*Task goal*
Reproduce the records below in full and exactly, without their images.

(A run of records)
** start **
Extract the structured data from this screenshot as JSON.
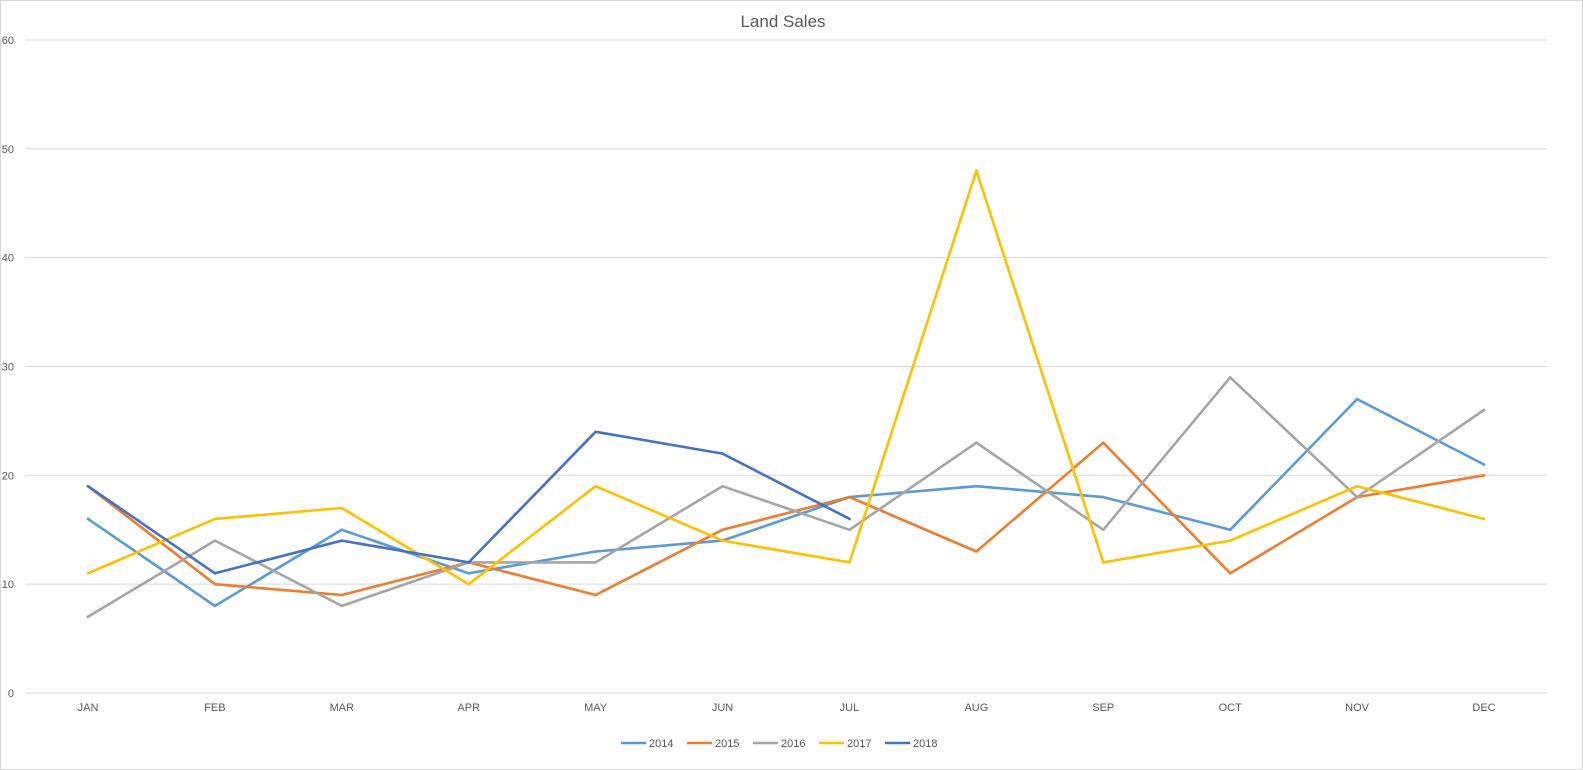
{
  "chart_data": {
    "type": "line",
    "title": "Land Sales",
    "xlabel": "",
    "ylabel": "",
    "categories": [
      "JAN",
      "FEB",
      "MAR",
      "APR",
      "MAY",
      "JUN",
      "JUL",
      "AUG",
      "SEP",
      "OCT",
      "NOV",
      "DEC"
    ],
    "ylim": [
      0,
      60
    ],
    "yticks": [
      0,
      10,
      20,
      30,
      40,
      50,
      60
    ],
    "grid": true,
    "legend_position": "bottom",
    "series": [
      {
        "name": "2014",
        "color": "#5b9bd5",
        "values": [
          16,
          8,
          15,
          11,
          13,
          14,
          18,
          19,
          18,
          15,
          27,
          21
        ]
      },
      {
        "name": "2015",
        "color": "#ed7d31",
        "values": [
          19,
          10,
          9,
          12,
          9,
          15,
          18,
          13,
          23,
          11,
          18,
          20
        ]
      },
      {
        "name": "2016",
        "color": "#a5a5a5",
        "values": [
          7,
          14,
          8,
          12,
          12,
          19,
          15,
          23,
          15,
          29,
          18,
          26
        ]
      },
      {
        "name": "2017",
        "color": "#ffc000",
        "values": [
          11,
          16,
          17,
          10,
          19,
          14,
          12,
          48,
          12,
          14,
          19,
          16
        ]
      },
      {
        "name": "2018",
        "color": "#4472c4",
        "values": [
          19,
          11,
          14,
          12,
          24,
          22,
          16,
          null,
          null,
          null,
          null,
          null
        ]
      }
    ]
  }
}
** end **
*Written answer*
Extract the structured data from this screenshot as JSON.
{
  "chart_data": {
    "type": "line",
    "title": "Land Sales",
    "xlabel": "",
    "ylabel": "",
    "categories": [
      "JAN",
      "FEB",
      "MAR",
      "APR",
      "MAY",
      "JUN",
      "JUL",
      "AUG",
      "SEP",
      "OCT",
      "NOV",
      "DEC"
    ],
    "ylim": [
      0,
      60
    ],
    "yticks": [
      0,
      10,
      20,
      30,
      40,
      50,
      60
    ],
    "grid": true,
    "legend_position": "bottom",
    "series": [
      {
        "name": "2014",
        "color": "#5b9bd5",
        "values": [
          16,
          8,
          15,
          11,
          13,
          14,
          18,
          19,
          18,
          15,
          27,
          21
        ]
      },
      {
        "name": "2015",
        "color": "#ed7d31",
        "values": [
          19,
          10,
          9,
          12,
          9,
          15,
          18,
          13,
          23,
          11,
          18,
          20
        ]
      },
      {
        "name": "2016",
        "color": "#a5a5a5",
        "values": [
          7,
          14,
          8,
          12,
          12,
          19,
          15,
          23,
          15,
          29,
          18,
          26
        ]
      },
      {
        "name": "2017",
        "color": "#ffc000",
        "values": [
          11,
          16,
          17,
          10,
          19,
          14,
          12,
          48,
          12,
          14,
          19,
          16
        ]
      },
      {
        "name": "2018",
        "color": "#4472c4",
        "values": [
          19,
          11,
          14,
          12,
          24,
          22,
          16,
          null,
          null,
          null,
          null,
          null
        ]
      }
    ]
  }
}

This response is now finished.